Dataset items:

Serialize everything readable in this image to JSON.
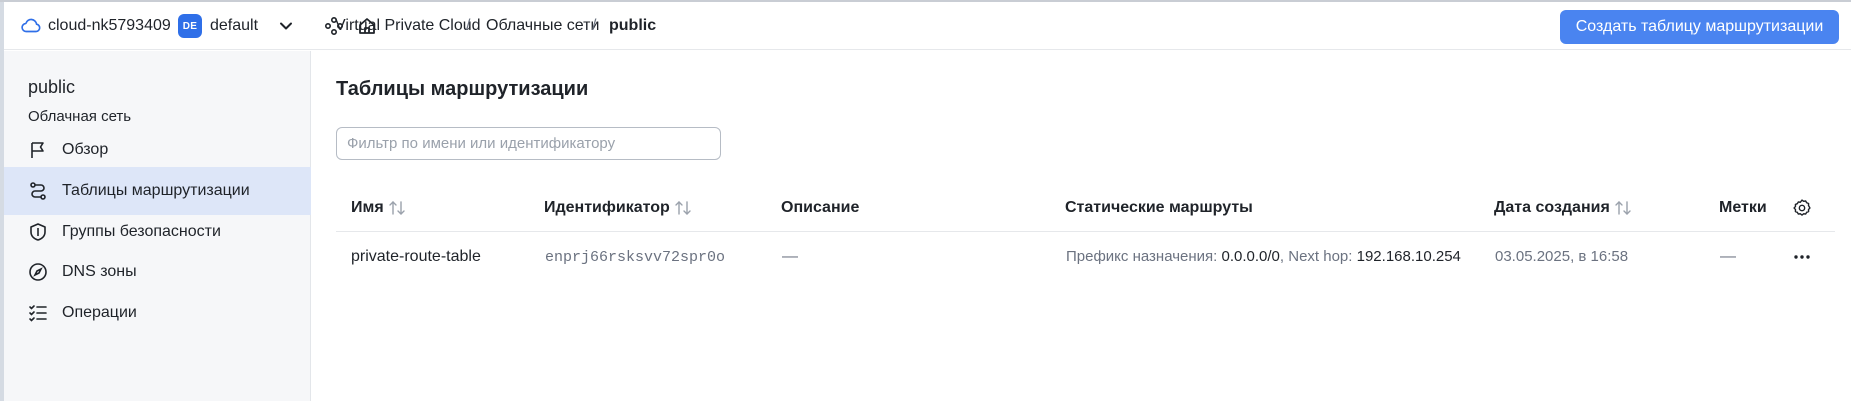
{
  "header": {
    "cloud_name": "cloud-nk5793409",
    "folder_badge": "DE",
    "folder_name": "default",
    "breadcrumbs": [
      {
        "label": "Virtual Private Cloud"
      },
      {
        "label": "Облачные сети"
      },
      {
        "label": "public"
      }
    ],
    "separator": "/",
    "create_button": "Создать таблицу маршрутизации"
  },
  "sidebar": {
    "title": "public",
    "subtitle": "Облачная сеть",
    "items": [
      {
        "label": "Обзор",
        "icon": "flag-icon"
      },
      {
        "label": "Таблицы маршрутизации",
        "icon": "route-icon",
        "active": true
      },
      {
        "label": "Группы безопасности",
        "icon": "shield-icon"
      },
      {
        "label": "DNS зоны",
        "icon": "compass-icon"
      },
      {
        "label": "Операции",
        "icon": "list-check-icon"
      }
    ]
  },
  "main": {
    "title": "Таблицы маршрутизации",
    "filter_placeholder": "Фильтр по имени или идентификатору",
    "columns": [
      "Имя",
      "Идентификатор",
      "Описание",
      "Статические маршруты",
      "Дата создания",
      "Метки"
    ],
    "rows": [
      {
        "name": "private-route-table",
        "id": "enprj66rsksvv72spr0o",
        "description": "—",
        "route_prefix_label": "Префикс назначения:",
        "route_prefix": "0.0.0.0/0",
        "route_sep": ",",
        "route_hop_label": "Next hop:",
        "route_hop": "192.168.10.254",
        "created": "03.05.2025, в 16:58",
        "labels": "—"
      }
    ]
  },
  "colors": {
    "accent": "#4a84f0",
    "active_nav": "#dde6f8",
    "sidebar_bg": "#f6f7f9"
  }
}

Written exercise: All of the material above should be reproduced exactly, except the pictures.

Complete output:
Serialize everything readable in this image to JSON.
{
  "header": {
    "cloud_name": "cloud-nk5793409",
    "folder_badge": "DE",
    "folder_name": "default",
    "breadcrumbs": [
      {
        "label": "Virtual Private Cloud"
      },
      {
        "label": "Облачные сети"
      },
      {
        "label": "public"
      }
    ],
    "separator": "/",
    "create_button": "Создать таблицу маршрутизации"
  },
  "sidebar": {
    "title": "public",
    "subtitle": "Облачная сеть",
    "items": [
      {
        "label": "Обзор",
        "icon": "flag-icon"
      },
      {
        "label": "Таблицы маршрутизации",
        "icon": "route-icon",
        "active": true
      },
      {
        "label": "Группы безопасности",
        "icon": "shield-icon"
      },
      {
        "label": "DNS зоны",
        "icon": "compass-icon"
      },
      {
        "label": "Операции",
        "icon": "list-check-icon"
      }
    ]
  },
  "main": {
    "title": "Таблицы маршрутизации",
    "filter_placeholder": "Фильтр по имени или идентификатору",
    "columns": [
      "Имя",
      "Идентификатор",
      "Описание",
      "Статические маршруты",
      "Дата создания",
      "Метки"
    ],
    "rows": [
      {
        "name": "private-route-table",
        "id": "enprj66rsksvv72spr0o",
        "description": "—",
        "route_prefix_label": "Префикс назначения:",
        "route_prefix": "0.0.0.0/0",
        "route_sep": ",",
        "route_hop_label": "Next hop:",
        "route_hop": "192.168.10.254",
        "created": "03.05.2025, в 16:58",
        "labels": "—"
      }
    ]
  },
  "colors": {
    "accent": "#4a84f0",
    "active_nav": "#dde6f8",
    "sidebar_bg": "#f6f7f9"
  }
}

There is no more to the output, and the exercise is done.